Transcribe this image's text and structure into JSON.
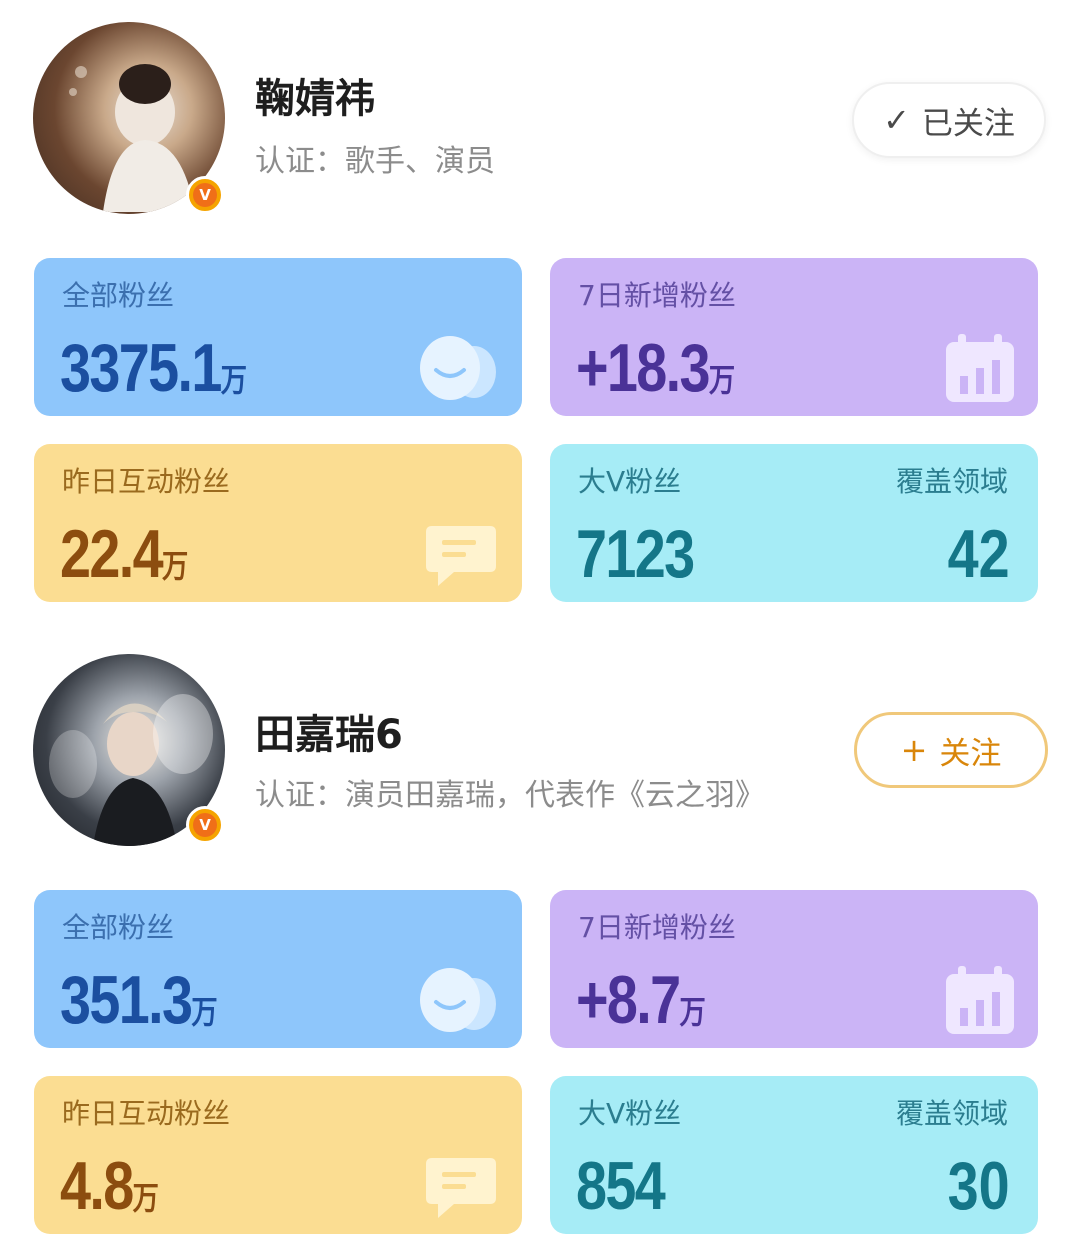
{
  "profiles": [
    {
      "name": "鞠婧祎",
      "certification": "认证：歌手、演员",
      "verified_badge": "V",
      "follow_button": {
        "state": "followed",
        "icon": "check-icon",
        "label": "已关注",
        "icon_glyph": "✓"
      },
      "stats": {
        "total_fans": {
          "label": "全部粉丝",
          "value": "3375.1",
          "unit": "万"
        },
        "new_fans_7d": {
          "label": "7日新增粉丝",
          "value": "+18.3",
          "unit": "万"
        },
        "yesterday_interactive_fans": {
          "label": "昨日互动粉丝",
          "value": "22.4",
          "unit": "万"
        },
        "big_v_fans": {
          "label": "大V粉丝",
          "value": "7123"
        },
        "coverage_fields": {
          "label": "覆盖领域",
          "value": "42"
        }
      }
    },
    {
      "name": "田嘉瑞6",
      "certification": "认证：演员田嘉瑞，代表作《云之羽》",
      "verified_badge": "V",
      "follow_button": {
        "state": "not-followed",
        "icon": "plus-icon",
        "label": "关注",
        "icon_glyph": "+"
      },
      "stats": {
        "total_fans": {
          "label": "全部粉丝",
          "value": "351.3",
          "unit": "万"
        },
        "new_fans_7d": {
          "label": "7日新增粉丝",
          "value": "+8.7",
          "unit": "万"
        },
        "yesterday_interactive_fans": {
          "label": "昨日互动粉丝",
          "value": "4.8",
          "unit": "万"
        },
        "big_v_fans": {
          "label": "大V粉丝",
          "value": "854"
        },
        "coverage_fields": {
          "label": "覆盖领域",
          "value": "30"
        }
      }
    }
  ],
  "colors": {
    "blue_card": "#8ec6fb",
    "purple_card": "#cbb4f6",
    "yellow_card": "#fbdd92",
    "cyan_card": "#a6ecf6",
    "follow_accent": "#d9860a",
    "badge": "#f06f18"
  }
}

PROBLEM
Reproduce all entries exactly. Pictures do not belong in the copy.

RESULT FOR THIS EXERCISE
Transcribe this image's text and structure into JSON.
{
  "profiles": [
    {
      "name": "鞠婧祎",
      "certification": "认证：歌手、演员",
      "verified_badge": "V",
      "follow_button": {
        "state": "followed",
        "icon": "check-icon",
        "label": "已关注",
        "icon_glyph": "✓"
      },
      "stats": {
        "total_fans": {
          "label": "全部粉丝",
          "value": "3375.1",
          "unit": "万"
        },
        "new_fans_7d": {
          "label": "7日新增粉丝",
          "value": "+18.3",
          "unit": "万"
        },
        "yesterday_interactive_fans": {
          "label": "昨日互动粉丝",
          "value": "22.4",
          "unit": "万"
        },
        "big_v_fans": {
          "label": "大V粉丝",
          "value": "7123"
        },
        "coverage_fields": {
          "label": "覆盖领域",
          "value": "42"
        }
      }
    },
    {
      "name": "田嘉瑞6",
      "certification": "认证：演员田嘉瑞，代表作《云之羽》",
      "verified_badge": "V",
      "follow_button": {
        "state": "not-followed",
        "icon": "plus-icon",
        "label": "关注",
        "icon_glyph": "+"
      },
      "stats": {
        "total_fans": {
          "label": "全部粉丝",
          "value": "351.3",
          "unit": "万"
        },
        "new_fans_7d": {
          "label": "7日新增粉丝",
          "value": "+8.7",
          "unit": "万"
        },
        "yesterday_interactive_fans": {
          "label": "昨日互动粉丝",
          "value": "4.8",
          "unit": "万"
        },
        "big_v_fans": {
          "label": "大V粉丝",
          "value": "854"
        },
        "coverage_fields": {
          "label": "覆盖领域",
          "value": "30"
        }
      }
    }
  ],
  "colors": {
    "blue_card": "#8ec6fb",
    "purple_card": "#cbb4f6",
    "yellow_card": "#fbdd92",
    "cyan_card": "#a6ecf6",
    "follow_accent": "#d9860a",
    "badge": "#f06f18"
  }
}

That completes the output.